(Records contained in a dataset)
-- begin --
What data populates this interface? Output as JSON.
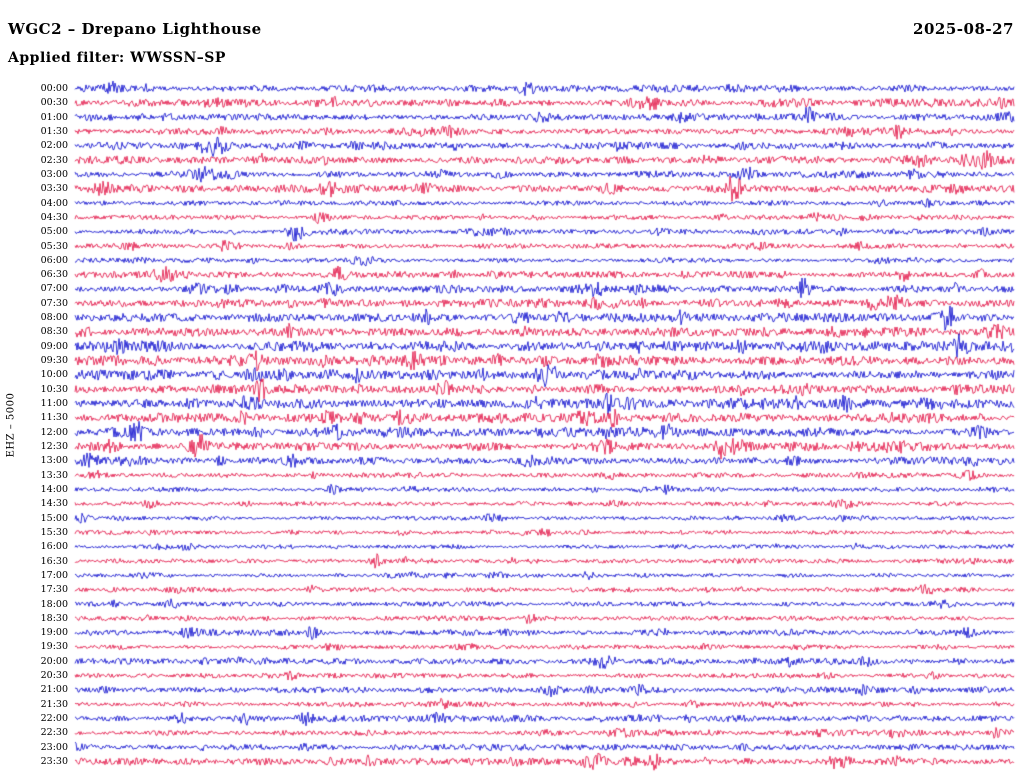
{
  "header": {
    "station_title": "WGC2 – Drepano Lighthouse",
    "date": "2025-08-27",
    "filter_line": "Applied filter: WWSSN–SP"
  },
  "chart_data": {
    "type": "line",
    "chart_kind": "helicorder-seismogram",
    "title": "WGC2 – Drepano Lighthouse",
    "date": "2025-08-27",
    "filter": "WWSSN–SP",
    "channel_scale_label": "EHZ – 5000",
    "minutes_per_row": 30,
    "hours_covered": 24,
    "row_count": 48,
    "row_labels": [
      "00:00",
      "00:30",
      "01:00",
      "01:30",
      "02:00",
      "02:30",
      "03:00",
      "03:30",
      "04:00",
      "04:30",
      "05:00",
      "05:30",
      "06:00",
      "06:30",
      "07:00",
      "07:30",
      "08:00",
      "08:30",
      "09:00",
      "09:30",
      "10:00",
      "10:30",
      "11:00",
      "11:30",
      "12:00",
      "12:30",
      "13:00",
      "13:30",
      "14:00",
      "14:30",
      "15:00",
      "15:30",
      "16:00",
      "16:30",
      "17:00",
      "17:30",
      "18:00",
      "18:30",
      "19:00",
      "19:30",
      "20:00",
      "20:30",
      "21:00",
      "21:30",
      "22:00",
      "22:30",
      "23:00",
      "23:30"
    ],
    "color_cycle": [
      "#0000cc",
      "#e1093e"
    ],
    "background_color": "#ffffff",
    "row_amplitudes": [
      0.9,
      1.0,
      0.9,
      1.0,
      1.0,
      1.0,
      0.9,
      1.0,
      0.6,
      0.6,
      0.7,
      0.6,
      0.6,
      0.9,
      0.9,
      1.0,
      1.1,
      1.2,
      1.3,
      1.3,
      1.3,
      1.2,
      1.3,
      1.2,
      1.2,
      1.1,
      1.0,
      0.6,
      0.55,
      0.55,
      0.55,
      0.55,
      0.55,
      0.6,
      0.55,
      0.6,
      0.55,
      0.6,
      0.8,
      0.6,
      0.8,
      0.65,
      0.8,
      0.65,
      0.8,
      0.7,
      0.8,
      0.9
    ],
    "notable_spikes": [
      {
        "row": 9,
        "frac": 0.79,
        "strength": 2.5
      },
      {
        "row": 13,
        "frac": 0.28,
        "strength": 3.5
      },
      {
        "row": 19,
        "frac": 0.19,
        "strength": 3.0
      },
      {
        "row": 19,
        "frac": 0.56,
        "strength": 2.5
      },
      {
        "row": 20,
        "frac": 0.3,
        "strength": 2.5
      },
      {
        "row": 21,
        "frac": 0.71,
        "strength": 2.5
      },
      {
        "row": 22,
        "frac": 0.82,
        "strength": 2.5
      },
      {
        "row": 23,
        "frac": 0.18,
        "strength": 2.5
      },
      {
        "row": 24,
        "frac": 0.065,
        "strength": 3.0
      },
      {
        "row": 33,
        "frac": 0.32,
        "strength": 2.5
      },
      {
        "row": 38,
        "frac": 0.895,
        "strength": 2.5
      },
      {
        "row": 42,
        "frac": 0.6,
        "strength": 2.5
      },
      {
        "row": 47,
        "frac": 0.615,
        "strength": 4.0
      }
    ],
    "description": "24-hour helicorder drum record; 48 half-hour traces of continuous ambient seismic noise in alternating blue/red, with a few small local-event spikes. No numeric sample values are readable from the plot."
  }
}
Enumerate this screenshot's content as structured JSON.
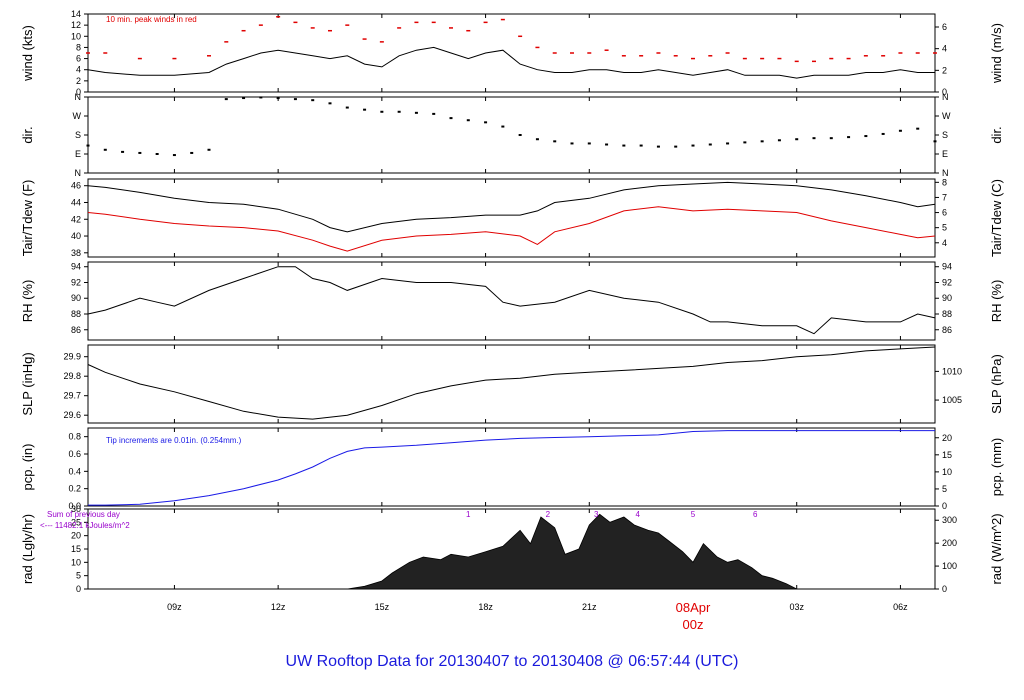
-- end --
Check every line for "helicorder" and show the ones that have it.

    "chart_kind": "helicorder-seismogram",
    "description": "24-hour helicorder drum record; 48 half-hour traces of continuous ambient seismic noise in alternating blue/red, with a few small local-event spikes. No numeric sample values are readable from the plot."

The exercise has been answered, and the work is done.